* Task directions *
Retype every entry exactly, character for character.

* Provided data *

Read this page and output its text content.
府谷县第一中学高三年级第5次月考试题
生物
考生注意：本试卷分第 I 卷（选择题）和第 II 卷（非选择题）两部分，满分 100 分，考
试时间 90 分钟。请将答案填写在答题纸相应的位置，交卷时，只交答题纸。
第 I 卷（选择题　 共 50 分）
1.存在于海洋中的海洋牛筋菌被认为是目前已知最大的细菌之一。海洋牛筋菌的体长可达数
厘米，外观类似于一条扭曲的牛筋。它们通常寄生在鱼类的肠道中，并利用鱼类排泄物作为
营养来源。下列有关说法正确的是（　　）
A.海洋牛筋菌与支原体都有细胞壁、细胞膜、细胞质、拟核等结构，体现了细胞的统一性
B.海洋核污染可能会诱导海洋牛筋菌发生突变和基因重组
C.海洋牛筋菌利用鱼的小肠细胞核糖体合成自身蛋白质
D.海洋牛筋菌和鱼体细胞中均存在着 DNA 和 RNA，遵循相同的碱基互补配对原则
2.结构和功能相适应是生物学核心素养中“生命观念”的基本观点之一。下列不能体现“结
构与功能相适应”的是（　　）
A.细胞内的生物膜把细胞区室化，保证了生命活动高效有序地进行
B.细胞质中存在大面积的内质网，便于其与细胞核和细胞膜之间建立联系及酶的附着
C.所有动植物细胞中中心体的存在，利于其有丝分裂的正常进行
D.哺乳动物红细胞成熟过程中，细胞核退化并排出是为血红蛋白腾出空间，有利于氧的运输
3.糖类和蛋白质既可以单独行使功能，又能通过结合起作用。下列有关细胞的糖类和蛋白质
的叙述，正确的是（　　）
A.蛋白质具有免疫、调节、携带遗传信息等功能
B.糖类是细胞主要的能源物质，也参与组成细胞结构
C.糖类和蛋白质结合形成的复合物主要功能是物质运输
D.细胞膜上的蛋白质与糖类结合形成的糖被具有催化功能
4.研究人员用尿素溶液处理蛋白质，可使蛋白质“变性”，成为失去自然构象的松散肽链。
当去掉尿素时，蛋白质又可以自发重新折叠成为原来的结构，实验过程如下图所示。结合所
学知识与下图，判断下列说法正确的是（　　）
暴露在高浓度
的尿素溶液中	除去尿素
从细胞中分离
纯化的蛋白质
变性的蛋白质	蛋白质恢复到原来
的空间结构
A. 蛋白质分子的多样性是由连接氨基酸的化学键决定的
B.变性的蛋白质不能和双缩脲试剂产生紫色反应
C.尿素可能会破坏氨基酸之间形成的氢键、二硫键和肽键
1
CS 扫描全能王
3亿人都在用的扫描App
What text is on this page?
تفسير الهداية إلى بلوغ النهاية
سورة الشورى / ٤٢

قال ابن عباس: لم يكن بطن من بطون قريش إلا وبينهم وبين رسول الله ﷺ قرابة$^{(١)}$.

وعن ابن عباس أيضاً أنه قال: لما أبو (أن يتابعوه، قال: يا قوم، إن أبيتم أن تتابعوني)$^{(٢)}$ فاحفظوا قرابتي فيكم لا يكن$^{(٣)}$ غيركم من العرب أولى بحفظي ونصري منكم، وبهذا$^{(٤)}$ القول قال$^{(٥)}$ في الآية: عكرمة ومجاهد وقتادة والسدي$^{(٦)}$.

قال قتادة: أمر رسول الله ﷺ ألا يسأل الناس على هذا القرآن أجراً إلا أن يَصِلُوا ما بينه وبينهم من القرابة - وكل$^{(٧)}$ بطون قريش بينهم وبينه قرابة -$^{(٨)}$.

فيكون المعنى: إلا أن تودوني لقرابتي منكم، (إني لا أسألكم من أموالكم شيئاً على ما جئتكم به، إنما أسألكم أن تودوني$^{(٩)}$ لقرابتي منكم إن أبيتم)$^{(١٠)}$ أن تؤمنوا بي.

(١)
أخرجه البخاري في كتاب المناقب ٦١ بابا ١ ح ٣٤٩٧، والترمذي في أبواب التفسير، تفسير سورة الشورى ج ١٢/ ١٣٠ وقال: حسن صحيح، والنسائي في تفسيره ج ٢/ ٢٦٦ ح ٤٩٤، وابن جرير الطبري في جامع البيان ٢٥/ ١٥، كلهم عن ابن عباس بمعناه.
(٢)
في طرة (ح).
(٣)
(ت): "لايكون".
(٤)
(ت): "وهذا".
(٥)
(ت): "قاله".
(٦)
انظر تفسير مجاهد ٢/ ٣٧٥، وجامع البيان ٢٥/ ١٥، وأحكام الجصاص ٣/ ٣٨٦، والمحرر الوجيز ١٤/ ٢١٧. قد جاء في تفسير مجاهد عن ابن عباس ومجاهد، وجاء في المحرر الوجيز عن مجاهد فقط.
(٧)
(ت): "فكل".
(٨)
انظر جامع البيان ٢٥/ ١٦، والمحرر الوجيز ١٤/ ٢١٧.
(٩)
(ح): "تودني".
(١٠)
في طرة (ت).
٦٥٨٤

* Final result *
Read this page and output its text content.
府谷县第一中学高三年级第5次月考试题
生物
考生注意：本试卷分第 I 卷（选择题）和第 II 卷（非选择题）两部分，满分 100 分，考
试时间 90 分钟。请将答案填写在答题纸相应的位置，交卷时，只交答题纸。
第 I 卷（选择题　 共 50 分）
1.存在于海洋中的海洋牛筋菌被认为是目前已知最大的细菌之一。海洋牛筋菌的体长可达数
厘米，外观类似于一条扭曲的牛筋。它们通常寄生在鱼类的肠道中，并利用鱼类排泄物作为
营养来源。下列有关说法正确的是（　　）
A.海洋牛筋菌与支原体都有细胞壁、细胞膜、细胞质、拟核等结构，体现了细胞的统一性
B.海洋核污染可能会诱导海洋牛筋菌发生突变和基因重组
C.海洋牛筋菌利用鱼的小肠细胞核糖体合成自身蛋白质
D.海洋牛筋菌和鱼体细胞中均存在着 DNA 和 RNA，遵循相同的碱基互补配对原则
2.结构和功能相适应是生物学核心素养中“生命观念”的基本观点之一。下列不能体现“结
构与功能相适应”的是（　　）
A.细胞内的生物膜把细胞区室化，保证了生命活动高效有序地进行
B.细胞质中存在大面积的内质网，便于其与细胞核和细胞膜之间建立联系及酶的附着
C.所有动植物细胞中中心体的存在，利于其有丝分裂的正常进行
D.哺乳动物红细胞成熟过程中，细胞核退化并排出是为血红蛋白腾出空间，有利于氧的运输
3.糖类和蛋白质既可以单独行使功能，又能通过结合起作用。下列有关细胞的糖类和蛋白质
的叙述，正确的是（　　）
A.蛋白质具有免疫、调节、携带遗传信息等功能
B.糖类是细胞主要的能源物质，也参与组成细胞结构
C.糖类和蛋白质结合形成的复合物主要功能是物质运输
D.细胞膜上的蛋白质与糖类结合形成的糖被具有催化功能
4.研究人员用尿素溶液处理蛋白质，可使蛋白质“变性”，成为失去自然构象的松散肽链。
当去掉尿素时，蛋白质又可以自发重新折叠成为原来的结构，实验过程如下图所示。结合所
学知识与下图，判断下列说法正确的是（　　）
暴露在高浓度
的尿素溶液中	除去尿素
从细胞中分离
纯化的蛋白质
变性的蛋白质	蛋白质恢复到原来
的空间结构
A. 蛋白质分子的多样性是由连接氨基酸的化学键决定的
B.变性的蛋白质不能和双缩脲试剂产生紫色反应
C.尿素可能会破坏氨基酸之间形成的氢键、二硫键和肽键
1
CS 扫描全能王
3亿人都在用的扫描App
What text is on this page?
تفسير الهداية إلى بلوغ النهاية
سورة الشورى / ٤٢

قال ابن عباس: لم يكن بطن من بطون قريش إلا وبينهم وبين رسول الله ﷺ قرابة$^{(١)}$.

وعن ابن عباس أيضاً أنه قال: لما أبو (أن يتابعوه، قال: يا قوم، إن أبيتم أن تتابعوني)$^{(٢)}$ فاحفظوا قرابتي فيكم لا يكن$^{(٣)}$ غيركم من العرب أولى بحفظي ونصري منكم، وبهذا$^{(٤)}$ القول قال$^{(٥)}$ في الآية: عكرمة ومجاهد وقتادة والسدي$^{(٦)}$.

قال قتادة: أمر رسول الله ﷺ ألا يسأل الناس على هذا القرآن أجراً إلا أن يَصِلُوا ما بينه وبينهم من القرابة - وكل$^{(٧)}$ بطون قريش بينهم وبينه قرابة -$^{(٨)}$.

فيكون المعنى: إلا أن تودوني لقرابتي منكم، (إني لا أسألكم من أموالكم شيئاً على ما جئتكم به، إنما أسألكم أن تودوني$^{(٩)}$ لقرابتي منكم إن أبيتم)$^{(١٠)}$ أن تؤمنوا بي.

(١)
أخرجه البخاري في كتاب المناقب ٦١ بابا ١ ح ٣٤٩٧، والترمذي في أبواب التفسير، تفسير سورة الشورى ج ١٢/ ١٣٠ وقال: حسن صحيح، والنسائي في تفسيره ج ٢/ ٢٦٦ ح ٤٩٤، وابن جرير الطبري في جامع البيان ٢٥/ ١٥، كلهم عن ابن عباس بمعناه.
(٢)
في طرة (ح).
(٣)
(ت): "لايكون".
(٤)
(ت): "وهذا".
(٥)
(ت): "قاله".
(٦)
انظر تفسير مجاهد ٢/ ٣٧٥، وجامع البيان ٢٥/ ١٥، وأحكام الجصاص ٣/ ٣٨٦، والمحرر الوجيز ١٤/ ٢١٧. قد جاء في تفسير مجاهد عن ابن عباس ومجاهد، وجاء في المحرر الوجيز عن مجاهد فقط.
(٧)
(ت): "فكل".
(٨)
انظر جامع البيان ٢٥/ ١٦، والمحرر الوجيز ١٤/ ٢١٧.
(٩)
(ح): "تودني".
(١٠)
في طرة (ت).
٦٥٨٤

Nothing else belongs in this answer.